**TASK PROMPT**
Gather the lines below that include the string "Salmon", copying each in full.

---

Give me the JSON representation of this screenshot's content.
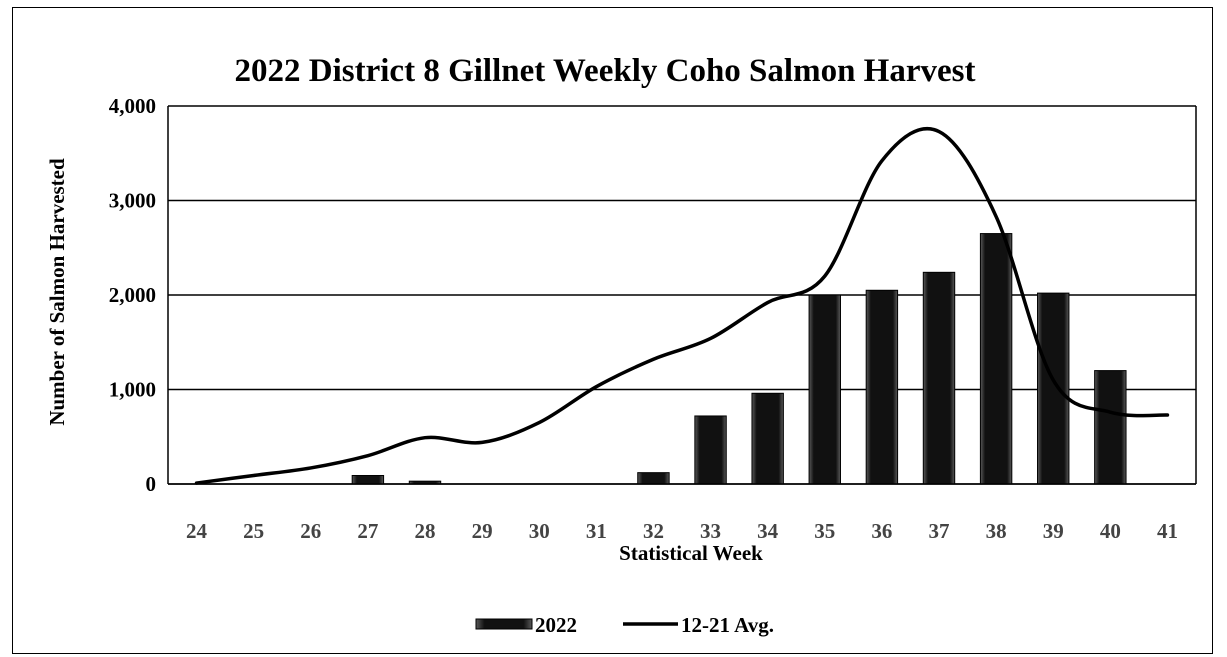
{
  "chart_data": {
    "type": "bar",
    "title": "2022 District 8 Gillnet Weekly Coho Salmon Harvest",
    "xlabel": "Statistical Week",
    "ylabel": "Number of Salmon Harvested",
    "ylim": [
      0,
      4000
    ],
    "yticks": [
      "0",
      "1,000",
      "2,000",
      "3,000",
      "4,000"
    ],
    "categories": [
      "24",
      "25",
      "26",
      "27",
      "28",
      "29",
      "30",
      "31",
      "32",
      "33",
      "34",
      "35",
      "36",
      "37",
      "38",
      "39",
      "40",
      "41"
    ],
    "series": [
      {
        "name": "2022",
        "type": "bar",
        "color": "#111111",
        "values": [
          0,
          0,
          0,
          90,
          30,
          0,
          0,
          0,
          120,
          720,
          960,
          2000,
          2050,
          2240,
          2650,
          2020,
          1200,
          0
        ]
      },
      {
        "name": "12-21 Avg.",
        "type": "line",
        "color": "#000000",
        "values": [
          10,
          90,
          170,
          300,
          490,
          440,
          650,
          1030,
          1320,
          1540,
          1920,
          2200,
          3420,
          3730,
          2830,
          1100,
          760,
          730
        ]
      }
    ],
    "legend_position": "bottom",
    "grid": true
  }
}
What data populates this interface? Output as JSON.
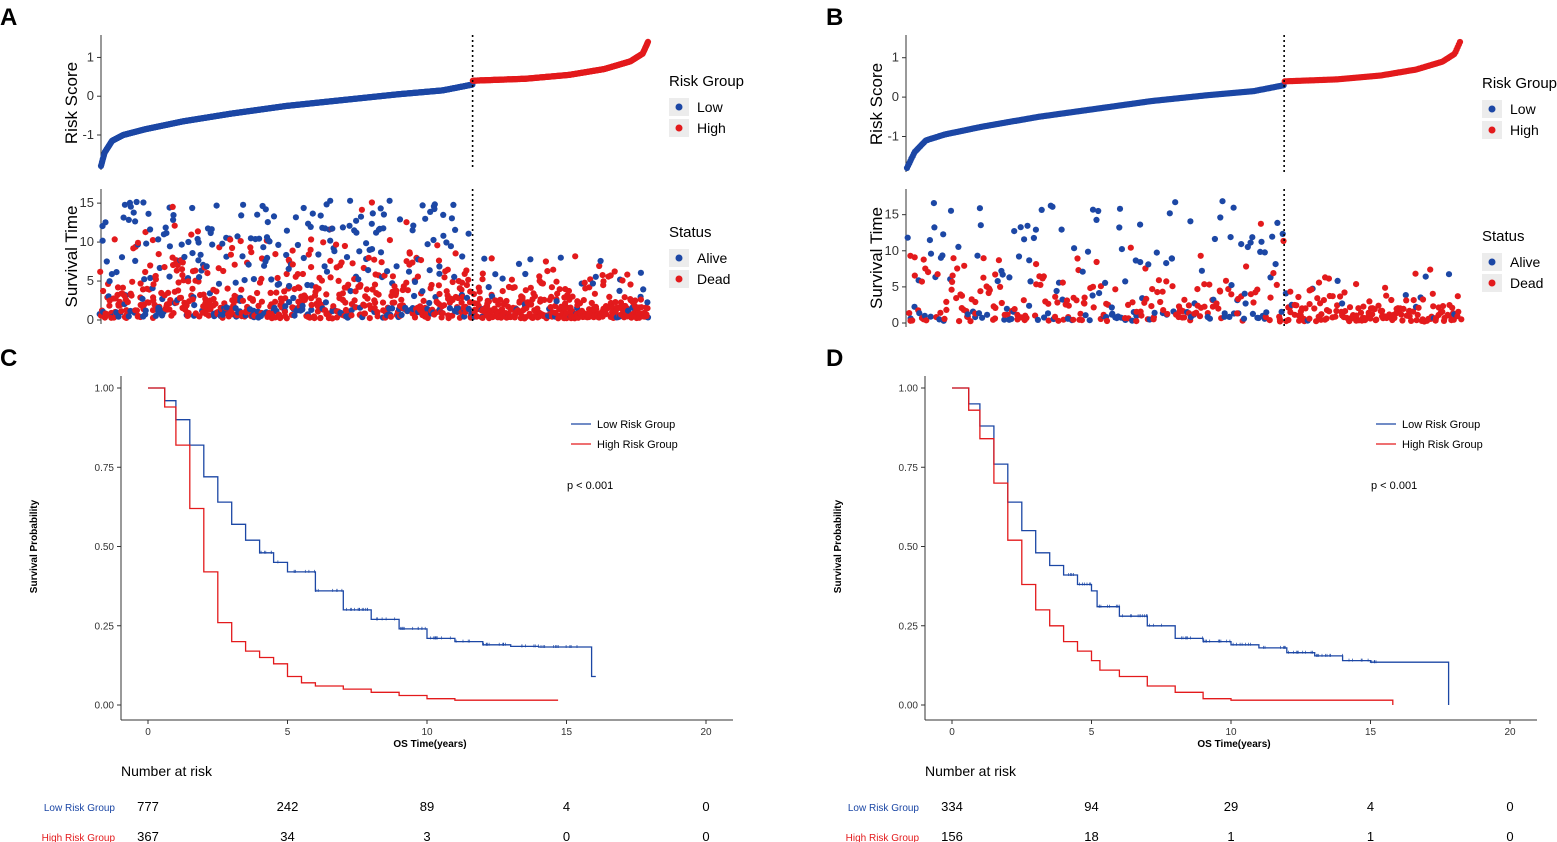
{
  "colors": {
    "low": "#1c47a5",
    "high": "#e31a1c",
    "axis": "#333333"
  },
  "chart_data": [
    {
      "panel": "A",
      "type": "scatter",
      "risk_plot": {
        "ylabel": "Risk Score",
        "yticks": [
          "1",
          "0",
          "-1"
        ],
        "ylim": [
          -1.8,
          1.45
        ],
        "low_n": 777,
        "high_n": 367,
        "low_quantiles": [
          [
            0,
            -1.8
          ],
          [
            0.01,
            -1.45
          ],
          [
            0.03,
            -1.15
          ],
          [
            0.06,
            -1.0
          ],
          [
            0.12,
            -0.85
          ],
          [
            0.22,
            -0.65
          ],
          [
            0.35,
            -0.45
          ],
          [
            0.5,
            -0.25
          ],
          [
            0.65,
            -0.1
          ],
          [
            0.8,
            0.05
          ],
          [
            0.92,
            0.15
          ],
          [
            1,
            0.3
          ]
        ],
        "high_quantiles": [
          [
            0,
            0.4
          ],
          [
            0.3,
            0.45
          ],
          [
            0.55,
            0.55
          ],
          [
            0.75,
            0.7
          ],
          [
            0.9,
            0.9
          ],
          [
            0.97,
            1.1
          ],
          [
            1,
            1.4
          ]
        ],
        "legend_title": "Risk Group",
        "legend": [
          "Low",
          "High"
        ]
      },
      "survival_plot": {
        "ylabel": "Survival Time",
        "yticks": [
          "15",
          "10",
          "5",
          "0"
        ],
        "ylim": [
          0,
          16.3
        ],
        "legend_title": "Status",
        "legend": [
          "Alive",
          "Dead"
        ]
      }
    },
    {
      "panel": "B",
      "type": "scatter",
      "risk_plot": {
        "ylabel": "Risk Score",
        "yticks": [
          "1",
          "0",
          "-1"
        ],
        "ylim": [
          -1.8,
          1.45
        ],
        "low_n": 334,
        "high_n": 156,
        "low_quantiles": [
          [
            0,
            -1.8
          ],
          [
            0.02,
            -1.4
          ],
          [
            0.05,
            -1.1
          ],
          [
            0.1,
            -0.95
          ],
          [
            0.2,
            -0.75
          ],
          [
            0.35,
            -0.5
          ],
          [
            0.5,
            -0.3
          ],
          [
            0.65,
            -0.1
          ],
          [
            0.8,
            0.05
          ],
          [
            0.92,
            0.15
          ],
          [
            1,
            0.3
          ]
        ],
        "high_quantiles": [
          [
            0,
            0.4
          ],
          [
            0.3,
            0.45
          ],
          [
            0.55,
            0.55
          ],
          [
            0.75,
            0.7
          ],
          [
            0.9,
            0.9
          ],
          [
            0.97,
            1.1
          ],
          [
            1,
            1.4
          ]
        ],
        "legend_title": "Risk Group",
        "legend": [
          "Low",
          "High"
        ]
      },
      "survival_plot": {
        "ylabel": "Survival Time",
        "yticks": [
          "15",
          "10",
          "5",
          "0"
        ],
        "ylim": [
          0,
          18
        ],
        "legend_title": "Status",
        "legend": [
          "Alive",
          "Dead"
        ]
      }
    },
    {
      "panel": "C",
      "type": "line",
      "xlabel": "OS Time(years)",
      "ylabel": "Survival Probability",
      "xlim": [
        0,
        20
      ],
      "ylim": [
        0,
        1
      ],
      "xticks": [
        "0",
        "5",
        "10",
        "15",
        "20"
      ],
      "yticks": [
        "0.00",
        "0.25",
        "0.50",
        "0.75",
        "1.00"
      ],
      "series": [
        {
          "name": "Low Risk Group",
          "points": [
            [
              0,
              1
            ],
            [
              0.3,
              1
            ],
            [
              0.6,
              0.96
            ],
            [
              1,
              0.9
            ],
            [
              1.5,
              0.82
            ],
            [
              2,
              0.72
            ],
            [
              2.5,
              0.64
            ],
            [
              3,
              0.57
            ],
            [
              3.5,
              0.52
            ],
            [
              4,
              0.48
            ],
            [
              4.5,
              0.45
            ],
            [
              5,
              0.42
            ],
            [
              6,
              0.36
            ],
            [
              7,
              0.3
            ],
            [
              8,
              0.27
            ],
            [
              9,
              0.24
            ],
            [
              10,
              0.21
            ],
            [
              11,
              0.2
            ],
            [
              12,
              0.19
            ],
            [
              13,
              0.185
            ],
            [
              14,
              0.183
            ],
            [
              15.9,
              0.18
            ],
            [
              15.9,
              0.09
            ],
            [
              16.05,
              0.09
            ]
          ]
        },
        {
          "name": "High Risk Group",
          "points": [
            [
              0,
              1
            ],
            [
              0.3,
              1
            ],
            [
              0.6,
              0.94
            ],
            [
              1,
              0.82
            ],
            [
              1.5,
              0.62
            ],
            [
              2,
              0.42
            ],
            [
              2.5,
              0.26
            ],
            [
              3,
              0.2
            ],
            [
              3.5,
              0.17
            ],
            [
              4,
              0.15
            ],
            [
              4.5,
              0.13
            ],
            [
              5,
              0.09
            ],
            [
              5.5,
              0.07
            ],
            [
              6,
              0.06
            ],
            [
              7,
              0.05
            ],
            [
              8,
              0.04
            ],
            [
              9,
              0.03
            ],
            [
              10,
              0.02
            ],
            [
              11,
              0.015
            ],
            [
              14.7,
              0.015
            ]
          ]
        }
      ],
      "legend": [
        "Low Risk Group",
        "High Risk Group"
      ],
      "annotation": "p < 0.001",
      "risk_table": {
        "title": "Number at risk",
        "times": [
          0,
          5,
          10,
          15,
          20
        ],
        "rows": [
          {
            "label": "Low Risk Group",
            "values": [
              "777",
              "242",
              "89",
              "4",
              "0"
            ]
          },
          {
            "label": "High Risk Group",
            "values": [
              "367",
              "34",
              "3",
              "0",
              "0"
            ]
          }
        ]
      }
    },
    {
      "panel": "D",
      "type": "line",
      "xlabel": "OS Time(years)",
      "ylabel": "Survival Probability",
      "xlim": [
        0,
        20
      ],
      "ylim": [
        0,
        1
      ],
      "xticks": [
        "0",
        "5",
        "10",
        "15",
        "20"
      ],
      "yticks": [
        "0.00",
        "0.25",
        "0.50",
        "0.75",
        "1.00"
      ],
      "series": [
        {
          "name": "Low Risk Group",
          "points": [
            [
              0,
              1
            ],
            [
              0.3,
              1
            ],
            [
              0.6,
              0.95
            ],
            [
              1,
              0.88
            ],
            [
              1.5,
              0.76
            ],
            [
              2,
              0.64
            ],
            [
              2.5,
              0.55
            ],
            [
              3,
              0.48
            ],
            [
              3.5,
              0.44
            ],
            [
              4,
              0.41
            ],
            [
              4.5,
              0.38
            ],
            [
              5,
              0.36
            ],
            [
              5.2,
              0.31
            ],
            [
              6,
              0.28
            ],
            [
              7,
              0.25
            ],
            [
              8,
              0.21
            ],
            [
              9,
              0.2
            ],
            [
              10,
              0.19
            ],
            [
              11,
              0.18
            ],
            [
              12,
              0.165
            ],
            [
              13,
              0.155
            ],
            [
              14,
              0.14
            ],
            [
              15,
              0.135
            ],
            [
              17.8,
              0.135
            ],
            [
              17.8,
              0
            ]
          ]
        },
        {
          "name": "High Risk Group",
          "points": [
            [
              0,
              1
            ],
            [
              0.3,
              1
            ],
            [
              0.6,
              0.93
            ],
            [
              1,
              0.84
            ],
            [
              1.5,
              0.7
            ],
            [
              2,
              0.52
            ],
            [
              2.5,
              0.38
            ],
            [
              3,
              0.3
            ],
            [
              3.5,
              0.25
            ],
            [
              4,
              0.2
            ],
            [
              4.5,
              0.17
            ],
            [
              5,
              0.14
            ],
            [
              5.3,
              0.11
            ],
            [
              6,
              0.09
            ],
            [
              7,
              0.06
            ],
            [
              8,
              0.04
            ],
            [
              9,
              0.02
            ],
            [
              10,
              0.015
            ],
            [
              15.8,
              0.015
            ],
            [
              15.8,
              0
            ]
          ]
        }
      ],
      "legend": [
        "Low Risk Group",
        "High Risk Group"
      ],
      "annotation": "p < 0.001",
      "risk_table": {
        "title": "Number at risk",
        "times": [
          0,
          5,
          10,
          15,
          20
        ],
        "rows": [
          {
            "label": "Low Risk Group",
            "values": [
              "334",
              "94",
              "29",
              "4",
              "0"
            ]
          },
          {
            "label": "High Risk Group",
            "values": [
              "156",
              "18",
              "1",
              "1",
              "0"
            ]
          }
        ]
      }
    }
  ]
}
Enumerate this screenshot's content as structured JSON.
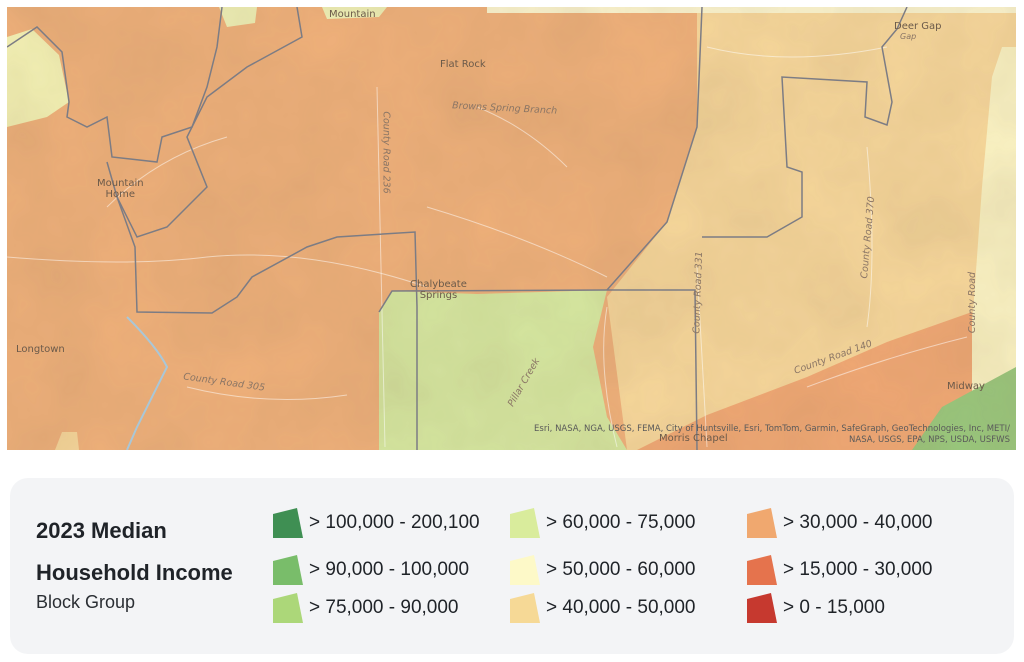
{
  "map": {
    "place_labels": [
      {
        "id": "mountain-top",
        "text": "Mountain"
      },
      {
        "id": "flat-rock",
        "text": "Flat Rock"
      },
      {
        "id": "deer-gap",
        "text": "Deer Gap"
      },
      {
        "id": "deer-gap-sub",
        "text": "Gap"
      },
      {
        "id": "mountain-home",
        "text": "Mountain\nHome"
      },
      {
        "id": "chalybeate-springs",
        "text": "Chalybeate\nSprings"
      },
      {
        "id": "longtown",
        "text": "Longtown"
      },
      {
        "id": "midway",
        "text": "Midway"
      },
      {
        "id": "morris-chapel",
        "text": "Morris Chapel"
      }
    ],
    "road_labels": [
      {
        "id": "brawns-spring-branch",
        "text": "Browns Spring Branch"
      },
      {
        "id": "county-road-236",
        "text": "County Road 236"
      },
      {
        "id": "county-road-305",
        "text": "County Road 305"
      },
      {
        "id": "county-road-370",
        "text": "County Road 370"
      },
      {
        "id": "county-road-331",
        "text": "County Road 331"
      },
      {
        "id": "county-road-140",
        "text": "County Road 140"
      },
      {
        "id": "county-road-right",
        "text": "County Road"
      },
      {
        "id": "pillar-creek",
        "text": "Pillar Creek"
      }
    ],
    "attribution": "Esri, NASA, NGA, USGS, FEMA, City of Huntsville, Esri, TomTom, Garmin, SafeGraph, GeoTechnologies, Inc, METI/ NASA, USGS, EPA, NPS, USDA, USFWS"
  },
  "legend": {
    "title_line1": "2023 Median",
    "title_line2": "Household Income",
    "subtitle": "Block Group",
    "items": [
      {
        "label": "> 100,000 - 200,100",
        "color": "#3f8f53"
      },
      {
        "label": "> 90,000 - 100,000",
        "color": "#79bd6a"
      },
      {
        "label": "> 75,000 - 90,000",
        "color": "#acd779"
      },
      {
        "label": "> 60,000 - 75,000",
        "color": "#d9ec9c"
      },
      {
        "label": "> 50,000 - 60,000",
        "color": "#fdf9c8"
      },
      {
        "label": "> 40,000 - 50,000",
        "color": "#f6d996"
      },
      {
        "label": "> 30,000 - 40,000",
        "color": "#f0a86f"
      },
      {
        "label": "> 15,000 - 30,000",
        "color": "#e5734d"
      },
      {
        "label": "> 0 - 15,000",
        "color": "#c6392f"
      }
    ]
  }
}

---

**RIGHT ANSWER**
    "title": "2022 District 8 Gillnet Weekly Coho Salmon Harvest",
    "ylabel": "Number of Salmon Harvested",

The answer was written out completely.